>>>>

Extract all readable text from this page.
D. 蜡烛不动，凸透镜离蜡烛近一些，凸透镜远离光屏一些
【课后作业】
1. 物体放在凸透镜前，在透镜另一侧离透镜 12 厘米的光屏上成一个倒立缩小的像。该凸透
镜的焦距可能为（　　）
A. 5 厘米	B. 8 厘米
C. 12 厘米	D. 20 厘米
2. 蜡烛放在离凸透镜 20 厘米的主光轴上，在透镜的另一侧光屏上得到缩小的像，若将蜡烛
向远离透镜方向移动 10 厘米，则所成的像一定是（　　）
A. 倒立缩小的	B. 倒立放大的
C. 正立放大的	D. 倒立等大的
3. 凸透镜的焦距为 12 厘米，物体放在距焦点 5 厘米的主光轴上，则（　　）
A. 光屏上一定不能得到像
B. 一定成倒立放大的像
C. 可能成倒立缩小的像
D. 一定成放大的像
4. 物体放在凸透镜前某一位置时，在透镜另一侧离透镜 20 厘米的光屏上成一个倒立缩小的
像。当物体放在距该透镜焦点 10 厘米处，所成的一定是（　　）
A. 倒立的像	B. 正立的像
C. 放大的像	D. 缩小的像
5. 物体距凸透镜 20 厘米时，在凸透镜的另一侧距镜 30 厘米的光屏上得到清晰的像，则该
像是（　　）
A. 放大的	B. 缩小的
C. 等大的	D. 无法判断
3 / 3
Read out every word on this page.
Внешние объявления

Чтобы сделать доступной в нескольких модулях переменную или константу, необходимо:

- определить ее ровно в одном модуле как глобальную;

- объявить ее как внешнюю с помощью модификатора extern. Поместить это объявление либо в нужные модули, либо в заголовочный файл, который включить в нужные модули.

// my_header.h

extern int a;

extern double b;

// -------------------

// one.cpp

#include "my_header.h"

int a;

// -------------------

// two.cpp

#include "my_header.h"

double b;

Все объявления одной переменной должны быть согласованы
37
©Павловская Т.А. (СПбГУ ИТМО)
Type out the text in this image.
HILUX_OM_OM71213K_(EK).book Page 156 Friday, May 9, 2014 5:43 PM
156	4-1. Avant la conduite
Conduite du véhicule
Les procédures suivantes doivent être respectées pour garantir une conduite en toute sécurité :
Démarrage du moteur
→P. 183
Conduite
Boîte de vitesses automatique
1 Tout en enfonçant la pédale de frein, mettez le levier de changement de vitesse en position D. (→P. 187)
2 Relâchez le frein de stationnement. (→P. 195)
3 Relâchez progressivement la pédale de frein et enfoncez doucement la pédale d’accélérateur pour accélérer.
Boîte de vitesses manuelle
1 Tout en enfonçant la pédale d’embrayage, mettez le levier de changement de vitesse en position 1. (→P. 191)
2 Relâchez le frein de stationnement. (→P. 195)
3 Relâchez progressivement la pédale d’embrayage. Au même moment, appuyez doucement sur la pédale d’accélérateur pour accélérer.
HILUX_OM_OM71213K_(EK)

<<<<

**Stated problem:** Every entry must be retyped in full, exactly as given.

**The reply:**
Extract all readable text from this page.
D. 蜡烛不动，凸透镜离蜡烛近一些，凸透镜远离光屏一些
【课后作业】
1. 物体放在凸透镜前，在透镜另一侧离透镜 12 厘米的光屏上成一个倒立缩小的像。该凸透
镜的焦距可能为（　　）
A. 5 厘米	B. 8 厘米
C. 12 厘米	D. 20 厘米
2. 蜡烛放在离凸透镜 20 厘米的主光轴上，在透镜的另一侧光屏上得到缩小的像，若将蜡烛
向远离透镜方向移动 10 厘米，则所成的像一定是（　　）
A. 倒立缩小的	B. 倒立放大的
C. 正立放大的	D. 倒立等大的
3. 凸透镜的焦距为 12 厘米，物体放在距焦点 5 厘米的主光轴上，则（　　）
A. 光屏上一定不能得到像
B. 一定成倒立放大的像
C. 可能成倒立缩小的像
D. 一定成放大的像
4. 物体放在凸透镜前某一位置时，在透镜另一侧离透镜 20 厘米的光屏上成一个倒立缩小的
像。当物体放在距该透镜焦点 10 厘米处，所成的一定是（　　）
A. 倒立的像	B. 正立的像
C. 放大的像	D. 缩小的像
5. 物体距凸透镜 20 厘米时，在凸透镜的另一侧距镜 30 厘米的光屏上得到清晰的像，则该
像是（　　）
A. 放大的	B. 缩小的
C. 等大的	D. 无法判断
3 / 3
Read out every word on this page.
Внешние объявления

Чтобы сделать доступной в нескольких модулях переменную или константу, необходимо:

- определить ее ровно в одном модуле как глобальную;

- объявить ее как внешнюю с помощью модификатора extern. Поместить это объявление либо в нужные модули, либо в заголовочный файл, который включить в нужные модули.

// my_header.h

extern int a;

extern double b;

// -------------------

// one.cpp

#include "my_header.h"

int a;

// -------------------

// two.cpp

#include "my_header.h"

double b;

Все объявления одной переменной должны быть согласованы
37
©Павловская Т.А. (СПбГУ ИТМО)
Type out the text in this image.
HILUX_OM_OM71213K_(EK).book Page 156 Friday, May 9, 2014 5:43 PM
156	4-1. Avant la conduite
Conduite du véhicule
Les procédures suivantes doivent être respectées pour garantir une conduite en toute sécurité :
Démarrage du moteur
→P. 183
Conduite
Boîte de vitesses automatique
1 Tout en enfonçant la pédale de frein, mettez le levier de changement de vitesse en position D. (→P. 187)
2 Relâchez le frein de stationnement. (→P. 195)
3 Relâchez progressivement la pédale de frein et enfoncez doucement la pédale d’accélérateur pour accélérer.
Boîte de vitesses manuelle
1 Tout en enfonçant la pédale d’embrayage, mettez le levier de changement de vitesse en position 1. (→P. 191)
2 Relâchez le frein de stationnement. (→P. 195)
3 Relâchez progressivement la pédale d’embrayage. Au même moment, appuyez doucement sur la pédale d’accélérateur pour accélérer.
HILUX_OM_OM71213K_(EK)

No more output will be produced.